Exclude the pictures; give every entry again exactly as written.
# start of MATERIALS PROVIDED
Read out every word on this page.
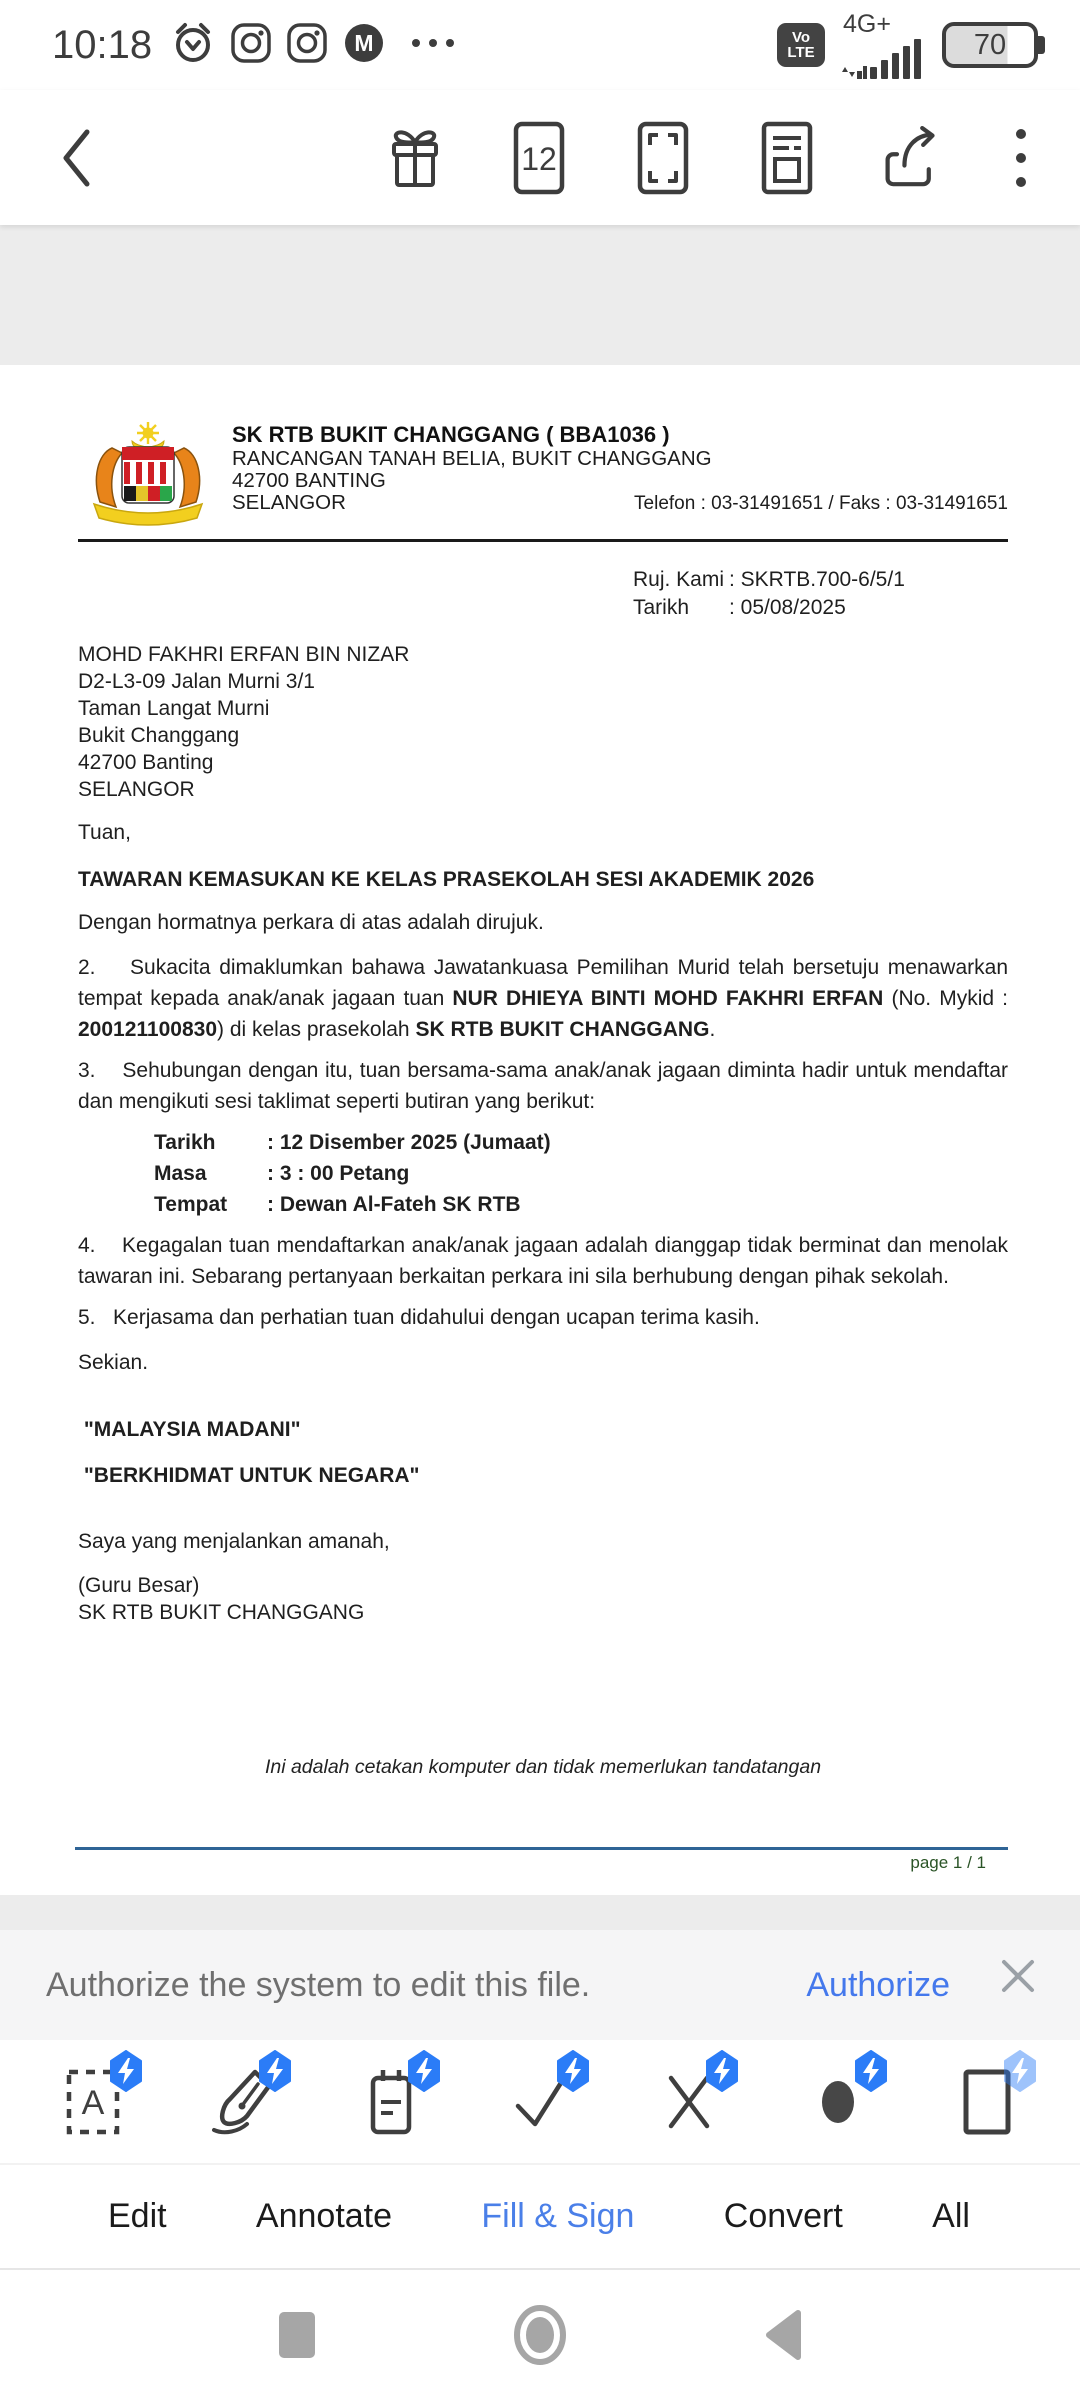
10:18	M	Vo
LTE
4G+
70
12
SK RTB BUKIT CHANGGANG ( BBA1036 )
RANCANGAN TANAH BELIA, BUKIT CHANGGANG
42700 BANTING
SELANGOR	Telefon : 03-31491651 / Faks : 03-31491651
Ruj. Kami : SKRTB.700-6/5/1
Tarikh	: 05/08/2025
MOHD FAKHRI ERFAN BIN NIZAR
D2-L3-09 Jalan Murni 3/1
Taman Langat Murni
Bukit Changgang
42700 Banting
SELANGOR
Tuan,
TAWARAN KEMASUKAN KE KELAS PRASEKOLAH SESI AKADEMIK 2026

Dengan hormatnya perkara di atas adalah dirujuk.

2.    Sukacita dimaklumkan bahawa Jawatankuasa Pemilihan Murid telah bersetuju menawarkan tempat kepada anak/anak jagaan tuan NUR DHIEYA BINTI MOHD FAKHRI ERFAN (No. Mykid : 200121100830) di kelas prasekolah SK RTB BUKIT CHANGGANG.

3.    Sehubungan dengan itu, tuan bersama-sama anak/anak jagaan diminta hadir untuk mendaftar dan mengikuti sesi taklimat seperti butiran yang berikut:

Tarikh	: 12 Disember 2025 (Jumaat)
Masa	: 3 : 00 Petang
Tempat	: Dewan Al-Fateh SK RTB

4.    Kegagalan tuan mendaftarkan anak/anak jagaan adalah dianggap tidak berminat dan menolak tawaran ini. Sebarang pertanyaan berkaitan perkara ini sila berhubung dengan pihak sekolah.

5.   Kerjasama dan perhatian tuan didahului dengan ucapan terima kasih.

Sekian.

"MALAYSIA MADANI"

"BERKHIDMAT UNTUK NEGARA"

Saya yang menjalankan amanah,

(Guru Besar)
SK RTB BUKIT CHANGGANG

Ini adalah cetakan komputer dan tidak memerlukan tandatangan

page 1 / 1
Authorize the system to edit this file.	Authorize
A
Edit	Annotate	Fill & Sign	Convert	All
# end of MATERIALS PROVIDED
- _ANSWER TO THE TASK_:
Read out every word on this page.
10:18	M	Vo
LTE
4G+
70
12
SK RTB BUKIT CHANGGANG ( BBA1036 )
RANCANGAN TANAH BELIA, BUKIT CHANGGANG
42700 BANTING
SELANGOR	Telefon : 03-31491651 / Faks : 03-31491651
Ruj. Kami : SKRTB.700-6/5/1
Tarikh	: 05/08/2025
MOHD FAKHRI ERFAN BIN NIZAR
D2-L3-09 Jalan Murni 3/1
Taman Langat Murni
Bukit Changgang
42700 Banting
SELANGOR
Tuan,
TAWARAN KEMASUKAN KE KELAS PRASEKOLAH SESI AKADEMIK 2026

Dengan hormatnya perkara di atas adalah dirujuk.

2.    Sukacita dimaklumkan bahawa Jawatankuasa Pemilihan Murid telah bersetuju menawarkan tempat kepada anak/anak jagaan tuan NUR DHIEYA BINTI MOHD FAKHRI ERFAN (No. Mykid : 200121100830) di kelas prasekolah SK RTB BUKIT CHANGGANG.

3.    Sehubungan dengan itu, tuan bersama-sama anak/anak jagaan diminta hadir untuk mendaftar dan mengikuti sesi taklimat seperti butiran yang berikut:

Tarikh	: 12 Disember 2025 (Jumaat)
Masa	: 3 : 00 Petang
Tempat	: Dewan Al-Fateh SK RTB

4.    Kegagalan tuan mendaftarkan anak/anak jagaan adalah dianggap tidak berminat dan menolak tawaran ini. Sebarang pertanyaan berkaitan perkara ini sila berhubung dengan pihak sekolah.

5.   Kerjasama dan perhatian tuan didahului dengan ucapan terima kasih.

Sekian.

"MALAYSIA MADANI"

"BERKHIDMAT UNTUK NEGARA"

Saya yang menjalankan amanah,

(Guru Besar)
SK RTB BUKIT CHANGGANG

Ini adalah cetakan komputer dan tidak memerlukan tandatangan

page 1 / 1
Authorize the system to edit this file.	Authorize
A
Edit	Annotate	Fill & Sign	Convert	All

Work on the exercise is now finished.